--- INSTRUCTIONS TO FOLLOW ---
Only lines holding the string "Glückwünsche" are wanted; copy each one from the material.
--- START DATA FOR THE TASK ---
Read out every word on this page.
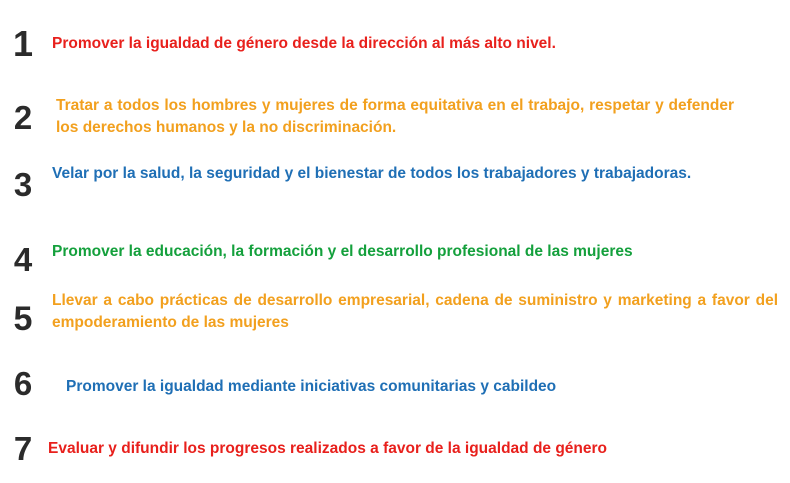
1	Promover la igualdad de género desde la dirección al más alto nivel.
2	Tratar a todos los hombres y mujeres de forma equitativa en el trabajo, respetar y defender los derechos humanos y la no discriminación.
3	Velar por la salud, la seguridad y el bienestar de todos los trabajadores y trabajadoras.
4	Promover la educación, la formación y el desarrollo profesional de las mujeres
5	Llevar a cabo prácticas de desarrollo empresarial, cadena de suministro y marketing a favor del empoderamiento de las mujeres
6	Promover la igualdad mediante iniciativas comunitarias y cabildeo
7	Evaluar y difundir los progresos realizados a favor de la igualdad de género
--- END DATA FOR THE TASK ---
--- START DATA FOR THE TASK ---
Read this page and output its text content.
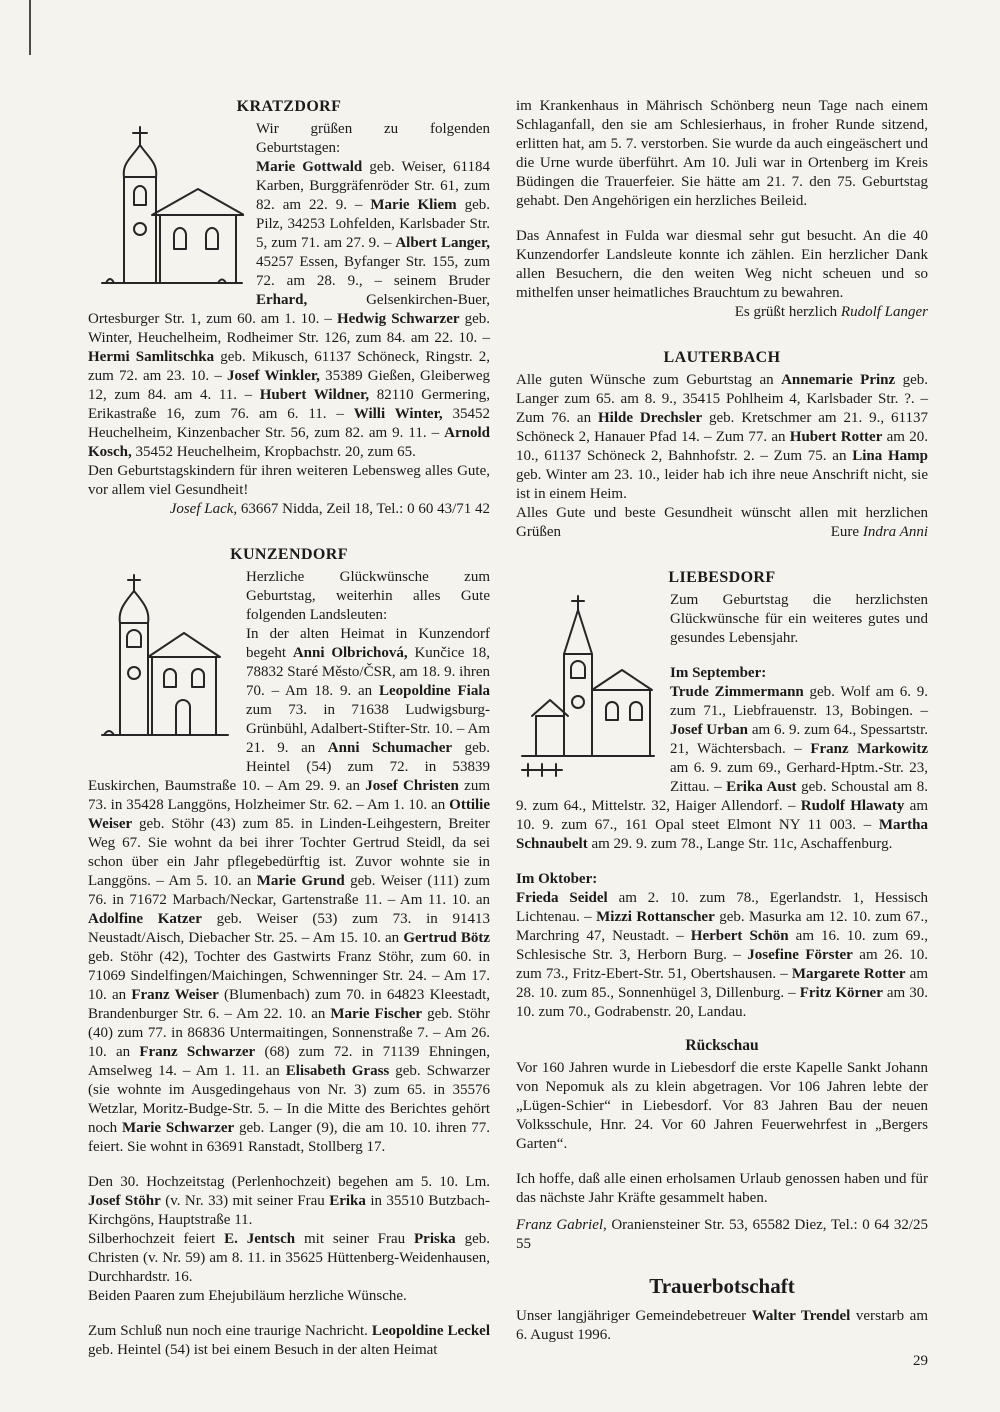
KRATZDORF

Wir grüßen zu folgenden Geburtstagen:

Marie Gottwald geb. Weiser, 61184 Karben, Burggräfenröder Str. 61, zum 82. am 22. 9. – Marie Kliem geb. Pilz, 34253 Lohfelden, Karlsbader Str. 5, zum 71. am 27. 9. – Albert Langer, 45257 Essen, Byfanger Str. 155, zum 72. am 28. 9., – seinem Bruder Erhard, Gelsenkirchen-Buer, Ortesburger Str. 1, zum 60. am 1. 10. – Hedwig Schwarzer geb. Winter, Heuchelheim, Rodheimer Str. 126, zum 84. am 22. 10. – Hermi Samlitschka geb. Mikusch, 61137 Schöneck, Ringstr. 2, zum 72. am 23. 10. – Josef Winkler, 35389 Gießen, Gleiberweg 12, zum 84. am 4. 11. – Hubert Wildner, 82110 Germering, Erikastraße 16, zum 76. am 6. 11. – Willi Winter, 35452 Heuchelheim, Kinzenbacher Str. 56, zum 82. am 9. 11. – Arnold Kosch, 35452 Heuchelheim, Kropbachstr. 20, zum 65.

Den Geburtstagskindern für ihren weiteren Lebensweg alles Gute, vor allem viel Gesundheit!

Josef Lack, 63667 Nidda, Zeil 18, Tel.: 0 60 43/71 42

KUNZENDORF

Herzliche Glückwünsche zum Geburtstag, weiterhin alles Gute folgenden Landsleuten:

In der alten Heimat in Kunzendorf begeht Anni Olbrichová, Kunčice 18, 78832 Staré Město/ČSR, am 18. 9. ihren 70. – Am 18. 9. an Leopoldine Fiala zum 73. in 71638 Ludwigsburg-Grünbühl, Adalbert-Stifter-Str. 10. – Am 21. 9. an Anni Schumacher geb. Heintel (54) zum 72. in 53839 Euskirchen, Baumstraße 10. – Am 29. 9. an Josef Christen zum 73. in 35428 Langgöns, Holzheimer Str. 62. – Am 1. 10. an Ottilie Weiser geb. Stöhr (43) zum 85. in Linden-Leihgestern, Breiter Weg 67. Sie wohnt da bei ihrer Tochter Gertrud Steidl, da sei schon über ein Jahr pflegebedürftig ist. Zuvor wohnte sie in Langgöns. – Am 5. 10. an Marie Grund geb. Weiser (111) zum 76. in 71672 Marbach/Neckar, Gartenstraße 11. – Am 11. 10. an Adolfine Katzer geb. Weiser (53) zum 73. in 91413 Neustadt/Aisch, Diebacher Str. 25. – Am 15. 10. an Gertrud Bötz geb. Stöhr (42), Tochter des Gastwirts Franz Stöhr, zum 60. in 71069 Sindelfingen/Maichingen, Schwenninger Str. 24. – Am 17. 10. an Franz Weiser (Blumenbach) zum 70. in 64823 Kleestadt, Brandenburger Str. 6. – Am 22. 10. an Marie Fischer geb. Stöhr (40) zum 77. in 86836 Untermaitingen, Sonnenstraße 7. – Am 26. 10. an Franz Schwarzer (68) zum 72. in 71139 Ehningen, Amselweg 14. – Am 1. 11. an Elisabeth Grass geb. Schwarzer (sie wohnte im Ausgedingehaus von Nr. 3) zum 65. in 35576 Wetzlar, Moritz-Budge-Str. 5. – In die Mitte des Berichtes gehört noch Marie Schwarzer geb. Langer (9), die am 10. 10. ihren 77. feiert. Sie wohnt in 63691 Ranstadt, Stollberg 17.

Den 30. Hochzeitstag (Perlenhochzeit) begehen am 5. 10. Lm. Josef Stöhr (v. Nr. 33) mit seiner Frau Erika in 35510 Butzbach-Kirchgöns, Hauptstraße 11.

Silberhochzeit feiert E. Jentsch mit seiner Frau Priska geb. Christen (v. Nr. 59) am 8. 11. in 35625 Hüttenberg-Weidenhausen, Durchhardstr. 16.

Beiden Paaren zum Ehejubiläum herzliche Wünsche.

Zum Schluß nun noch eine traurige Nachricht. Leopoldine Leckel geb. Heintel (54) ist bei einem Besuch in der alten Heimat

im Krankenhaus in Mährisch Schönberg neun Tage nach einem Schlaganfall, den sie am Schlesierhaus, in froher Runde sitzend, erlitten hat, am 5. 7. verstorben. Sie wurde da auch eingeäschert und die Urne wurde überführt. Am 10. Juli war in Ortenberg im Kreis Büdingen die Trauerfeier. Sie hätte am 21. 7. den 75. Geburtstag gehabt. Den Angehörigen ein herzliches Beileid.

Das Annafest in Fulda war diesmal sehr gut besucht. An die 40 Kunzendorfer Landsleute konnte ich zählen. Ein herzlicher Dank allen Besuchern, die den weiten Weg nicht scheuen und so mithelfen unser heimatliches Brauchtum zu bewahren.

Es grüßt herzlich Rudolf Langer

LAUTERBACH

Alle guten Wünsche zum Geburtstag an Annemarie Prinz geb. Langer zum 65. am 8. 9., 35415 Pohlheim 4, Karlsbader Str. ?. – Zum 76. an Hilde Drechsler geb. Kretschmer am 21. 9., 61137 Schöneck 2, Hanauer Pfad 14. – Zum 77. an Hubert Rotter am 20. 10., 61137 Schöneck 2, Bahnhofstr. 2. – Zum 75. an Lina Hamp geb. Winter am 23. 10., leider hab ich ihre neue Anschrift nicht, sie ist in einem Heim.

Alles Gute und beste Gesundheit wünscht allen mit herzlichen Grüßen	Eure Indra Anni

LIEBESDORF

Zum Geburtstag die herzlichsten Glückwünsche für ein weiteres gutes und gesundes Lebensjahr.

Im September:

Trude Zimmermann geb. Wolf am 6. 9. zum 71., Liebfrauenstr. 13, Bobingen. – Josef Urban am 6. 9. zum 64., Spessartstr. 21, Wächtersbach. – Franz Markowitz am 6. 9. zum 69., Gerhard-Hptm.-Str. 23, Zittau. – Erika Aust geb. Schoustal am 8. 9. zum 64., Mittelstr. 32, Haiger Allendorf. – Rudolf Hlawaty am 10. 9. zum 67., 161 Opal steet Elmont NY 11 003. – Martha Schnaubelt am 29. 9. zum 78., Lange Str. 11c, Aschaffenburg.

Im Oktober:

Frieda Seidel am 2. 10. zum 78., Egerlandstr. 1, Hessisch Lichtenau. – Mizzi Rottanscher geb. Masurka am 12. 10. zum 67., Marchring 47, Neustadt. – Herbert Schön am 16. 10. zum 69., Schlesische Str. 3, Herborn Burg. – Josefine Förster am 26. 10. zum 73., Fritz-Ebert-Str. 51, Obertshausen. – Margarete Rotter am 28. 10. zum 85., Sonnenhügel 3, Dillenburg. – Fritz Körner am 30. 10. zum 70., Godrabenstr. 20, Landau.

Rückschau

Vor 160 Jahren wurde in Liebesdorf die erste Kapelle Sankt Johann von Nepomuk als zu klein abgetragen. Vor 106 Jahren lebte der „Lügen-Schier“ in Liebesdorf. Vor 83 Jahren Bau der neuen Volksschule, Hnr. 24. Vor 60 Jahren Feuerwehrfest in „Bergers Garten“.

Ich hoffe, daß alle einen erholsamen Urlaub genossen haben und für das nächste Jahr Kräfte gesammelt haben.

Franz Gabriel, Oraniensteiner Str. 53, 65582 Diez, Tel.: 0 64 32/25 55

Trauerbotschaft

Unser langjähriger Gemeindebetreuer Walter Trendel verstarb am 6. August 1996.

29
--- END DATA FOR THE TASK ---
--- START DATA FOR THE TASK ---
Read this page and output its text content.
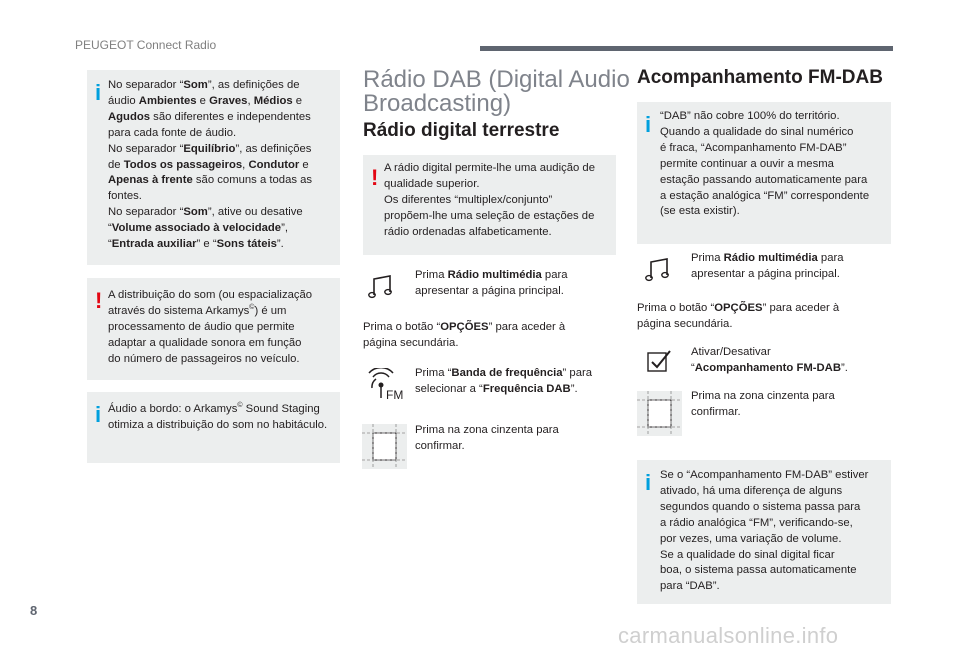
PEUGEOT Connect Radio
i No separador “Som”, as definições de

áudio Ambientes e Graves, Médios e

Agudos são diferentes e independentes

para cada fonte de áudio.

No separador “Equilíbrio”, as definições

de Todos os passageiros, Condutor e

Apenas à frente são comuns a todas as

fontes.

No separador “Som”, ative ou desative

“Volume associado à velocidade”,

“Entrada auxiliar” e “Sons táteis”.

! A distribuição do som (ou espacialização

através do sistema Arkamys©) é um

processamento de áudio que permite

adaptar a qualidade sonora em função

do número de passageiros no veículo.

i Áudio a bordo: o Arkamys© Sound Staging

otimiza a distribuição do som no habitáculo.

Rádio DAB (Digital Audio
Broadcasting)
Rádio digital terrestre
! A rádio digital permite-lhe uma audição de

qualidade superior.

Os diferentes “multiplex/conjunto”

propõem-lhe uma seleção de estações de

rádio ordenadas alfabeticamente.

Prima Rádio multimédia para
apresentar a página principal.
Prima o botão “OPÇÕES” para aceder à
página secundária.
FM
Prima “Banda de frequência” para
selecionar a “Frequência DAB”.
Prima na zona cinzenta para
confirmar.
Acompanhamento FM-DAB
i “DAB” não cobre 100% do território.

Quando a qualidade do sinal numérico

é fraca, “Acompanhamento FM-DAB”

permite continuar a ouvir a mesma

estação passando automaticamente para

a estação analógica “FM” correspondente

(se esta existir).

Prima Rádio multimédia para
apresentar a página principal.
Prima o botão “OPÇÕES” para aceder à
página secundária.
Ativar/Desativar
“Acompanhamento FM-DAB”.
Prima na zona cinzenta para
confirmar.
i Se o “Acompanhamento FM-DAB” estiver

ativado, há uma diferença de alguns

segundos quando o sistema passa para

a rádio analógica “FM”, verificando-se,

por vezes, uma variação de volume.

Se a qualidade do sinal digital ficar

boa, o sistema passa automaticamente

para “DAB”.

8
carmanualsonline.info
--- END DATA FOR THE TASK ---
--- EXERCISE SOLUTION ---
Herzliche Glückwünsche zum Geburtstag, weiterhin alles Gute folgenden Landsleuten:
Zum Geburtstag die herzlichsten Glückwünsche für ein weiteres gutes und gesundes Lebensjahr.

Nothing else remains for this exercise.